▶ **What you have to do**
Among the lines of these entries, how many hold the word "Tolerance"? State only the number.

▶ **Source records**
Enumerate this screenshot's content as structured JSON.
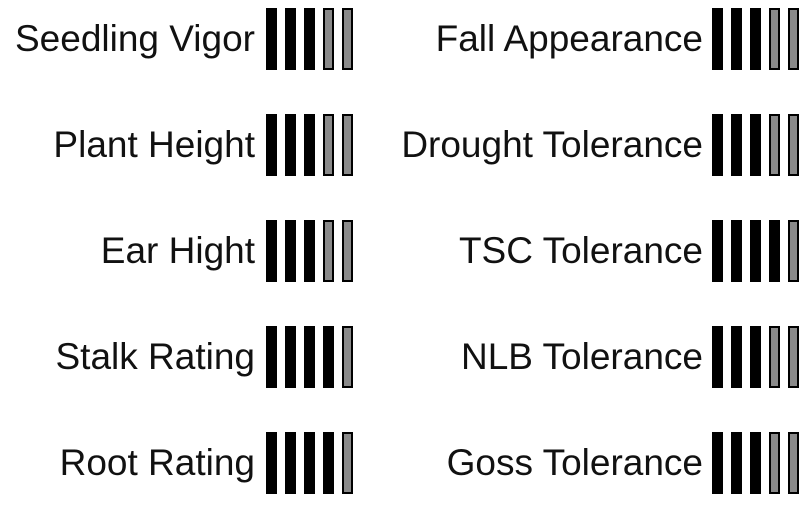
{
  "rating_scale_max": 5,
  "colors": {
    "filled": "#000000",
    "unfilled": "#8a8a8a",
    "outline": "#000000"
  },
  "left_column": [
    {
      "label": "Seedling Vigor",
      "rating": 3
    },
    {
      "label": "Plant Height",
      "rating": 3
    },
    {
      "label": "Ear Hight",
      "rating": 3
    },
    {
      "label": "Stalk Rating",
      "rating": 4
    },
    {
      "label": "Root Rating",
      "rating": 4
    }
  ],
  "right_column": [
    {
      "label": "Fall Appearance",
      "rating": 3
    },
    {
      "label": "Drought Tolerance",
      "rating": 3
    },
    {
      "label": "TSC Tolerance",
      "rating": 4
    },
    {
      "label": "NLB Tolerance",
      "rating": 3
    },
    {
      "label": "Goss Tolerance",
      "rating": 3
    }
  ]
}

▶ **The output**
4